Input for this task
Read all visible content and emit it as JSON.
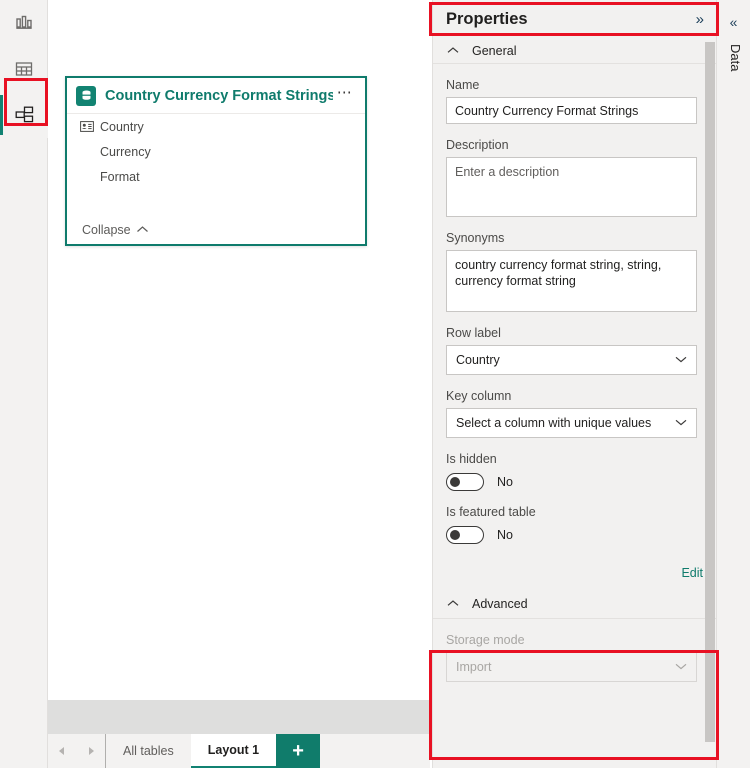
{
  "left_rail": {
    "items": [
      {
        "name": "report-view",
        "icon": "bar-chart-icon",
        "active": false
      },
      {
        "name": "data-view",
        "icon": "table-grid-icon",
        "active": false
      },
      {
        "name": "model-view",
        "icon": "model-relationship-icon",
        "active": true
      }
    ]
  },
  "canvas": {
    "table_card": {
      "icon": "database-table-icon",
      "title": "Country Currency Format Strings",
      "menu_icon": "ellipsis-icon",
      "fields": [
        {
          "label": "Country",
          "icon": "row-label-icon"
        },
        {
          "label": "Currency",
          "icon": ""
        },
        {
          "label": "Format",
          "icon": ""
        }
      ],
      "collapse_label": "Collapse",
      "collapse_icon": "chevron-up-icon",
      "border_color": "#0f7b6c"
    }
  },
  "tabbar": {
    "prev_icon": "chevron-left-icon",
    "next_icon": "chevron-right-icon",
    "tabs": [
      {
        "label": "All tables",
        "active": false
      },
      {
        "label": "Layout 1",
        "active": true
      }
    ],
    "add_label": "+",
    "add_color": "#107c6b"
  },
  "properties": {
    "title": "Properties",
    "expand_icon": "double-chevron-right-icon",
    "general": {
      "section_title": "General",
      "collapse_icon": "chevron-up-icon",
      "name_label": "Name",
      "name_value": "Country Currency Format Strings",
      "description_label": "Description",
      "description_placeholder": "Enter a description",
      "synonyms_label": "Synonyms",
      "synonyms_value": "country currency format string, string, currency format string",
      "row_label_label": "Row label",
      "row_label_value": "Country",
      "key_column_label": "Key column",
      "key_column_value": "Select a column with unique values",
      "is_hidden_label": "Is hidden",
      "is_hidden_value": "No",
      "is_featured_label": "Is featured table",
      "is_featured_value": "No",
      "edit_label": "Edit",
      "edit_color": "#0f7b6c"
    },
    "advanced": {
      "section_title": "Advanced",
      "collapse_icon": "chevron-up-icon",
      "storage_mode_label": "Storage mode",
      "storage_mode_value": "Import",
      "storage_mode_disabled": true
    },
    "dropdown_icon": "chevron-down-icon"
  },
  "data_rail": {
    "collapse_icon": "double-chevron-left-icon",
    "label": "Data"
  },
  "annotations": {
    "highlight_color": "#e81123",
    "boxes": [
      {
        "name": "model-view-highlight"
      },
      {
        "name": "properties-header-highlight"
      },
      {
        "name": "advanced-section-highlight"
      }
    ]
  }
}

Requirements
Reproduce the entries above without change, omitting all pictures.

Task answer
Read all visible content and emit it as JSON.
{
  "left_rail": {
    "items": [
      {
        "name": "report-view",
        "icon": "bar-chart-icon",
        "active": false
      },
      {
        "name": "data-view",
        "icon": "table-grid-icon",
        "active": false
      },
      {
        "name": "model-view",
        "icon": "model-relationship-icon",
        "active": true
      }
    ]
  },
  "canvas": {
    "table_card": {
      "icon": "database-table-icon",
      "title": "Country Currency Format Strings",
      "menu_icon": "ellipsis-icon",
      "fields": [
        {
          "label": "Country",
          "icon": "row-label-icon"
        },
        {
          "label": "Currency",
          "icon": ""
        },
        {
          "label": "Format",
          "icon": ""
        }
      ],
      "collapse_label": "Collapse",
      "collapse_icon": "chevron-up-icon",
      "border_color": "#0f7b6c"
    }
  },
  "tabbar": {
    "prev_icon": "chevron-left-icon",
    "next_icon": "chevron-right-icon",
    "tabs": [
      {
        "label": "All tables",
        "active": false
      },
      {
        "label": "Layout 1",
        "active": true
      }
    ],
    "add_label": "+",
    "add_color": "#107c6b"
  },
  "properties": {
    "title": "Properties",
    "expand_icon": "double-chevron-right-icon",
    "general": {
      "section_title": "General",
      "collapse_icon": "chevron-up-icon",
      "name_label": "Name",
      "name_value": "Country Currency Format Strings",
      "description_label": "Description",
      "description_placeholder": "Enter a description",
      "synonyms_label": "Synonyms",
      "synonyms_value": "country currency format string, string, currency format string",
      "row_label_label": "Row label",
      "row_label_value": "Country",
      "key_column_label": "Key column",
      "key_column_value": "Select a column with unique values",
      "is_hidden_label": "Is hidden",
      "is_hidden_value": "No",
      "is_featured_label": "Is featured table",
      "is_featured_value": "No",
      "edit_label": "Edit",
      "edit_color": "#0f7b6c"
    },
    "advanced": {
      "section_title": "Advanced",
      "collapse_icon": "chevron-up-icon",
      "storage_mode_label": "Storage mode",
      "storage_mode_value": "Import",
      "storage_mode_disabled": true
    },
    "dropdown_icon": "chevron-down-icon"
  },
  "data_rail": {
    "collapse_icon": "double-chevron-left-icon",
    "label": "Data"
  },
  "annotations": {
    "highlight_color": "#e81123",
    "boxes": [
      {
        "name": "model-view-highlight"
      },
      {
        "name": "properties-header-highlight"
      },
      {
        "name": "advanced-section-highlight"
      }
    ]
  }
}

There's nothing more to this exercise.